#### [Request]
Copy out all lines that hold "document".

#### [Entries supplied]
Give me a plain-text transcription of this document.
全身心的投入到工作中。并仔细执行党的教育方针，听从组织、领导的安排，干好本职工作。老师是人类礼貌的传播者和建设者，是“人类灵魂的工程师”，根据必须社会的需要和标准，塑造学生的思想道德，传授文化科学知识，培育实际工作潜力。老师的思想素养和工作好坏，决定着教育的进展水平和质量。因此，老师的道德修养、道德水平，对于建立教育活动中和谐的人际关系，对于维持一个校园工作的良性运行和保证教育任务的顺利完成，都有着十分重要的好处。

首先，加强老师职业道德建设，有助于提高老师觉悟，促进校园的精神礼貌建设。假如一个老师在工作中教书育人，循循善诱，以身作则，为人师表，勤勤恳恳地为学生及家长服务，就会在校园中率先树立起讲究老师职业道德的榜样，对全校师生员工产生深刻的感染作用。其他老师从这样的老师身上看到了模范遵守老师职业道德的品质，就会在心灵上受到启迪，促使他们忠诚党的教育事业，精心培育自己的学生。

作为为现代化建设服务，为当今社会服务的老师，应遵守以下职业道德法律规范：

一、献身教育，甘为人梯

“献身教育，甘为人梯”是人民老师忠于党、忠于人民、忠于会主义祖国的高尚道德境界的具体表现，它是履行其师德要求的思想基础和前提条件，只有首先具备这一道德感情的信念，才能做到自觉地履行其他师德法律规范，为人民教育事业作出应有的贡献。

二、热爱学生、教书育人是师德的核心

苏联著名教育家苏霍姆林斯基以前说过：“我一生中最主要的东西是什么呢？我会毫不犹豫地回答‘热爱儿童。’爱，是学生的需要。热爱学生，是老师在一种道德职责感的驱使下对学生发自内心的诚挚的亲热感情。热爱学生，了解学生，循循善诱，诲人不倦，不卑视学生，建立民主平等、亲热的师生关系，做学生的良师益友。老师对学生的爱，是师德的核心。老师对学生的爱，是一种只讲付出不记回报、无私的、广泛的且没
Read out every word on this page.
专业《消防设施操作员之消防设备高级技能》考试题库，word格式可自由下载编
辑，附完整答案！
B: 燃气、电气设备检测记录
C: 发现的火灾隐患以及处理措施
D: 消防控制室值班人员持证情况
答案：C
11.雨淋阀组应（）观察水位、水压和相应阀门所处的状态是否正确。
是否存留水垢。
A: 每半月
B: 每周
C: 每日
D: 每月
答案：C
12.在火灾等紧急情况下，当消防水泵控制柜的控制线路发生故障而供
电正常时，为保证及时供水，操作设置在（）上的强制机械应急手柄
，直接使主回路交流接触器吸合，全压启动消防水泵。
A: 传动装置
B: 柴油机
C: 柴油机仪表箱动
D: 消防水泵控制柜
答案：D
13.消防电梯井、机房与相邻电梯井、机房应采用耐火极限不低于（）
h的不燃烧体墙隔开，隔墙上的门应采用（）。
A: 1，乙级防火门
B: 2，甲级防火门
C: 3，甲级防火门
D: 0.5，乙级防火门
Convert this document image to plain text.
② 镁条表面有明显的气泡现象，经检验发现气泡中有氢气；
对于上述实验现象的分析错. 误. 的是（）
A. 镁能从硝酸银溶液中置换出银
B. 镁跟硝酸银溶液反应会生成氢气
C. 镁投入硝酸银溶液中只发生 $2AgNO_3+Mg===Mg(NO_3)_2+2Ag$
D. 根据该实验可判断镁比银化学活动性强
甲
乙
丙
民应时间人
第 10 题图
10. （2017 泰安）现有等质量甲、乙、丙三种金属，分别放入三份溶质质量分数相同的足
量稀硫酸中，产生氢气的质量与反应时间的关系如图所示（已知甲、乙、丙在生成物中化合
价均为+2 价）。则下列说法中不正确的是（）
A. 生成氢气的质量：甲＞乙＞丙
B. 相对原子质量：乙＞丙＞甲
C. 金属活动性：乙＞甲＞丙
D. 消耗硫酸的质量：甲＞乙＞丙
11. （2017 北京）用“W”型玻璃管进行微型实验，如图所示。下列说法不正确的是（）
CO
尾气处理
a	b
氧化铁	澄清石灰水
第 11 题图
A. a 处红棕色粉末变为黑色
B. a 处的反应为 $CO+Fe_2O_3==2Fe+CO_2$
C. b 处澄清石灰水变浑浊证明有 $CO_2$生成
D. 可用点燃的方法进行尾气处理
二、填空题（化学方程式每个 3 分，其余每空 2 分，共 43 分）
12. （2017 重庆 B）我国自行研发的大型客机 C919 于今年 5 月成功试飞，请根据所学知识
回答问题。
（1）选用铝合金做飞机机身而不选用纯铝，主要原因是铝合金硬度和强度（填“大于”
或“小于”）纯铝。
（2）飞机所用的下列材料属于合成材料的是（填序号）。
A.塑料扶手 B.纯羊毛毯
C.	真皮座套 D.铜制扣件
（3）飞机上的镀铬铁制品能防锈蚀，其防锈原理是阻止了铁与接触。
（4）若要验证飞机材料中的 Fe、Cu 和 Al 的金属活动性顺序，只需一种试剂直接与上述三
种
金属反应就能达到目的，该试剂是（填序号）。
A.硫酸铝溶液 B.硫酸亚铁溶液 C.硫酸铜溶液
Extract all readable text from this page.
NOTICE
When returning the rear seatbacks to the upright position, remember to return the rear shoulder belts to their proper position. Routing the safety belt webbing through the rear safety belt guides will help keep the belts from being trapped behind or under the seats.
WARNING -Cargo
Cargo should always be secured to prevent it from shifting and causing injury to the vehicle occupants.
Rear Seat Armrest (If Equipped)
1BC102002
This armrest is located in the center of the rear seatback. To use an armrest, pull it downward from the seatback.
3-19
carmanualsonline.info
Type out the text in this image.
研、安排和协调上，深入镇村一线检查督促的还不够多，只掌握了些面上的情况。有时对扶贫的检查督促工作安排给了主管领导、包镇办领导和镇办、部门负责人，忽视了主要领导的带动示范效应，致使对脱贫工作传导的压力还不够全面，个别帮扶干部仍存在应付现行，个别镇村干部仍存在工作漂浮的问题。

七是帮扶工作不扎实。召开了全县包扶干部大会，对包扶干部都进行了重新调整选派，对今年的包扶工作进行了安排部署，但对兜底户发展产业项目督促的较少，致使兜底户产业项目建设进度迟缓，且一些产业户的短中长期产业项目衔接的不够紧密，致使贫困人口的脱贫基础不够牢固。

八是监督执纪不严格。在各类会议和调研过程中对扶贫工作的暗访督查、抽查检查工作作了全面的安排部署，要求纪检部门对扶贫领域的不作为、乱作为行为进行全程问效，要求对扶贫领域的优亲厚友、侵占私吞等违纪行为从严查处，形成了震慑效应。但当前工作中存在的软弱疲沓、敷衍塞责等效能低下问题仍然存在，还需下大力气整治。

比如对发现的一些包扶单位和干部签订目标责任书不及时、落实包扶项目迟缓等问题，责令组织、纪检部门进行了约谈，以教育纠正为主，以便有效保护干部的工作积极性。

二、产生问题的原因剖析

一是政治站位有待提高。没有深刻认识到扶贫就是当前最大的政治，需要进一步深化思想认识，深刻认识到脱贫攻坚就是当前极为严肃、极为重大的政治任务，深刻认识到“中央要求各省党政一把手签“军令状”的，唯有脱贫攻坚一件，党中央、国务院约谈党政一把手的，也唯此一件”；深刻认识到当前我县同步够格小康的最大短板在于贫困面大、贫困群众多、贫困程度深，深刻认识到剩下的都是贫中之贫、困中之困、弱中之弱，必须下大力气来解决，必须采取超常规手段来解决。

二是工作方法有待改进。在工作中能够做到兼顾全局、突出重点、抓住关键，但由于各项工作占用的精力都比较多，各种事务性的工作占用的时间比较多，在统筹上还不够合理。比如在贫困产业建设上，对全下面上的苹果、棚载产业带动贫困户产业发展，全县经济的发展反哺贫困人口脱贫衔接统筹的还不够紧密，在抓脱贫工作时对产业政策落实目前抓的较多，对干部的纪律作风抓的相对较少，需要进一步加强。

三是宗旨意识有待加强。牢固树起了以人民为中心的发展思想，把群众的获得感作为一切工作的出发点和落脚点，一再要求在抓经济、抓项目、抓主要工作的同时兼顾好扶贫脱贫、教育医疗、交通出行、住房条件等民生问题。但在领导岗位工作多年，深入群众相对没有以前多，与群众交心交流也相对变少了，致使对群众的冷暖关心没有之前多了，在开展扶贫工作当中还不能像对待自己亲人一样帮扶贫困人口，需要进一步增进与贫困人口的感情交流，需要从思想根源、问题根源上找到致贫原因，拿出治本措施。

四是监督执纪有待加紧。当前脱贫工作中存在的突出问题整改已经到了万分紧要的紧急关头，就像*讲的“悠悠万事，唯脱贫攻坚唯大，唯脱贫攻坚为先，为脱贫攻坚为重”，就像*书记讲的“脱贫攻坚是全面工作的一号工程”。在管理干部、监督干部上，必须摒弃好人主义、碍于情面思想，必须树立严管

#### [Full output]
Give me a plain-text transcription of this document.
Convert this document image to plain text.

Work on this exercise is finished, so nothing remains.